### What to do
Repeat the listing word for word. No pictures belong in the copy.

### Source records

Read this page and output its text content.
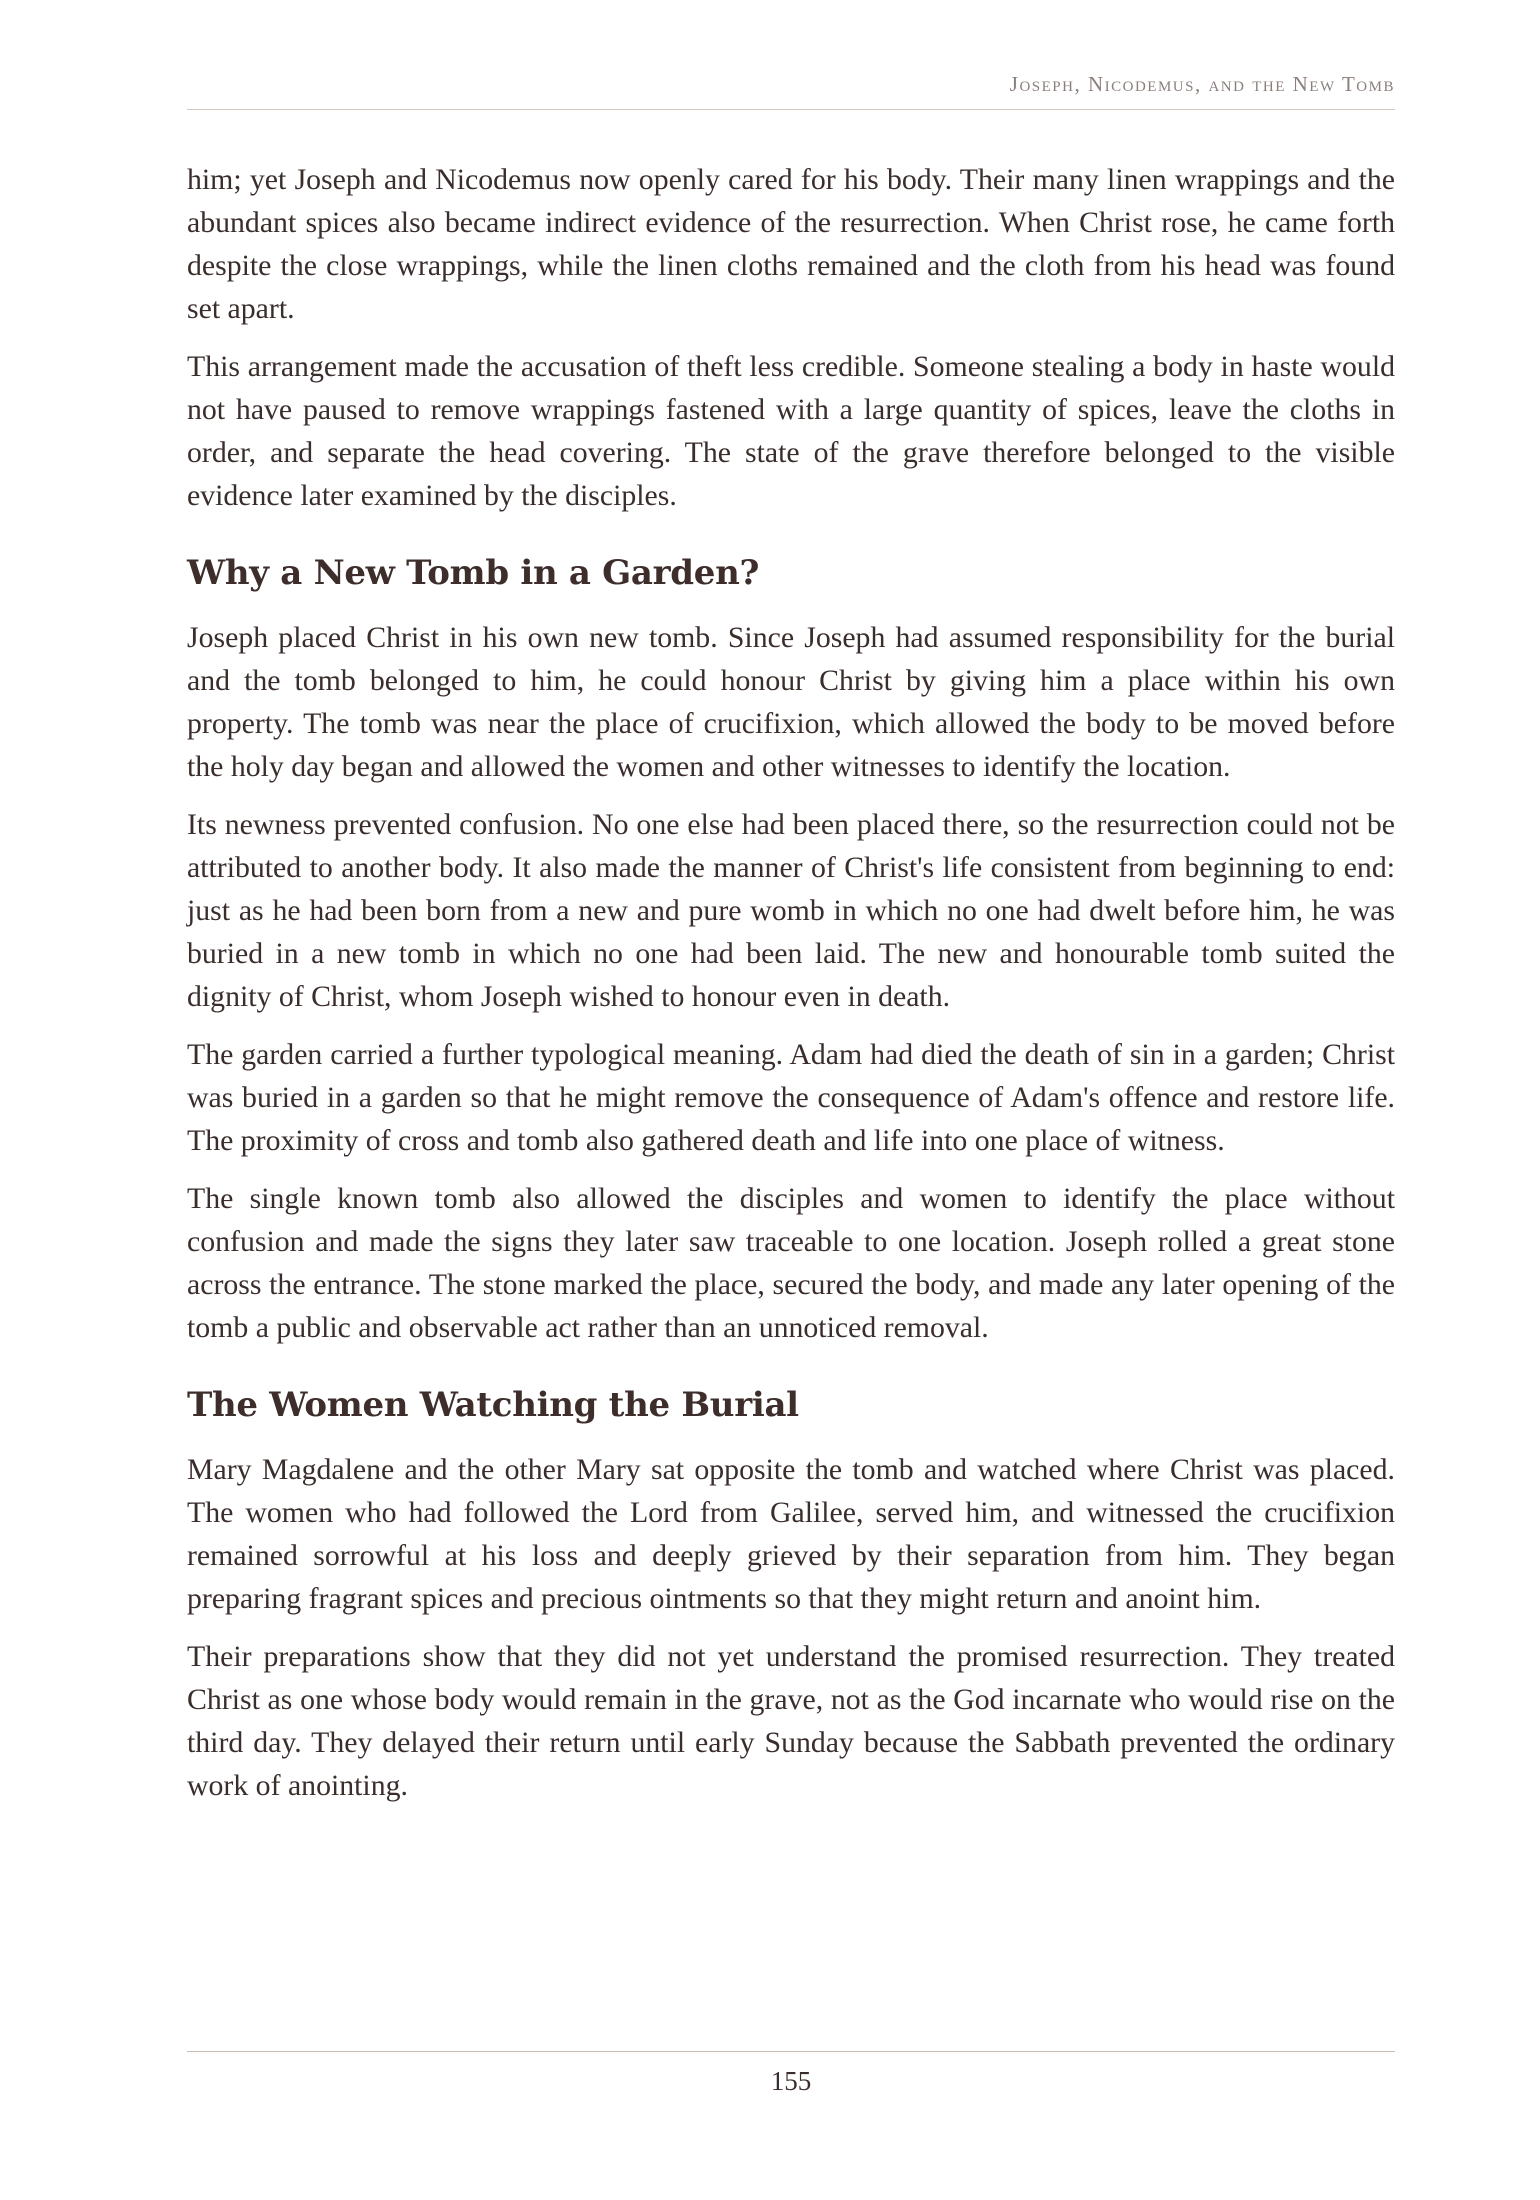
Joseph, Nicodemus, and the New Tomb

him; yet Joseph and Nicodemus now openly cared for his body. Their many linen wrappings and the abundant spices also became indirect evidence of the resurrection. When Christ rose, he came forth despite the close wrappings, while the linen cloths remained and the cloth from his head was found set apart.

This arrangement made the accusation of theft less credible. Someone stealing a body in haste would not have paused to remove wrappings fastened with a large quantity of spices, leave the cloths in order, and separate the head covering. The state of the grave therefore belonged to the visible evidence later examined by the disciples.

Why a New Tomb in a Garden?

Joseph placed Christ in his own new tomb. Since Joseph had assumed responsibility for the burial and the tomb belonged to him, he could honour Christ by giving him a place within his own property. The tomb was near the place of crucifixion, which allowed the body to be moved before the holy day began and allowed the women and other witnesses to identify the location.

Its newness prevented confusion. No one else had been placed there, so the resurrection could not be attributed to another body. It also made the manner of Christ's life consistent from beginning to end: just as he had been born from a new and pure womb in which no one had dwelt before him, he was buried in a new tomb in which no one had been laid. The new and honourable tomb suited the dignity of Christ, whom Joseph wished to honour even in death.

The garden carried a further typological meaning. Adam had died the death of sin in a garden; Christ was buried in a garden so that he might remove the consequence of Adam's offence and restore life. The proximity of cross and tomb also gathered death and life into one place of witness.

The single known tomb also allowed the disciples and women to identify the place without confusion and made the signs they later saw traceable to one location. Joseph rolled a great stone across the entrance. The stone marked the place, secured the body, and made any later opening of the tomb a public and observable act rather than an unnoticed removal.

The Women Watching the Burial

Mary Magdalene and the other Mary sat opposite the tomb and watched where Christ was placed. The women who had followed the Lord from Galilee, served him, and witnessed the crucifixion remained sorrowful at his loss and deeply grieved by their separation from him. They began preparing fragrant spices and precious ointments so that they might return and anoint him.

Their preparations show that they did not yet understand the promised resurrection. They treated Christ as one whose body would remain in the grave, not as the God incarnate who would rise on the third day. They delayed their return until early Sunday because the Sabbath prevented the ordinary work of anointing.

155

### The reply
Read this page and output its text content.
Joseph, Nicodemus, and the New Tomb

him; yet Joseph and Nicodemus now openly cared for his body. Their many linen wrappings and the abundant spices also became indirect evidence of the resurrection. When Christ rose, he came forth despite the close wrappings, while the linen cloths remained and the cloth from his head was found set apart.

This arrangement made the accusation of theft less credible. Someone stealing a body in haste would not have paused to remove wrappings fastened with a large quantity of spices, leave the cloths in order, and separate the head covering. The state of the grave therefore belonged to the visible evidence later examined by the disciples.

Why a New Tomb in a Garden?

Joseph placed Christ in his own new tomb. Since Joseph had assumed responsibility for the burial and the tomb belonged to him, he could honour Christ by giving him a place within his own property. The tomb was near the place of crucifixion, which allowed the body to be moved before the holy day began and allowed the women and other witnesses to identify the location.

Its newness prevented confusion. No one else had been placed there, so the resurrection could not be attributed to another body. It also made the manner of Christ's life consistent from beginning to end: just as he had been born from a new and pure womb in which no one had dwelt before him, he was buried in a new tomb in which no one had been laid. The new and honourable tomb suited the dignity of Christ, whom Joseph wished to honour even in death.

The garden carried a further typological meaning. Adam had died the death of sin in a garden; Christ was buried in a garden so that he might remove the consequence of Adam's offence and restore life. The proximity of cross and tomb also gathered death and life into one place of witness.

The single known tomb also allowed the disciples and women to identify the place without confusion and made the signs they later saw traceable to one location. Joseph rolled a great stone across the entrance. The stone marked the place, secured the body, and made any later opening of the tomb a public and observable act rather than an unnoticed removal.

The Women Watching the Burial

Mary Magdalene and the other Mary sat opposite the tomb and watched where Christ was placed. The women who had followed the Lord from Galilee, served him, and witnessed the crucifixion remained sorrowful at his loss and deeply grieved by their separation from him. They began preparing fragrant spices and precious ointments so that they might return and anoint him.

Their preparations show that they did not yet understand the promised resurrection. They treated Christ as one whose body would remain in the grave, not as the God incarnate who would rise on the third day. They delayed their return until early Sunday because the Sabbath prevented the ordinary work of anointing.

155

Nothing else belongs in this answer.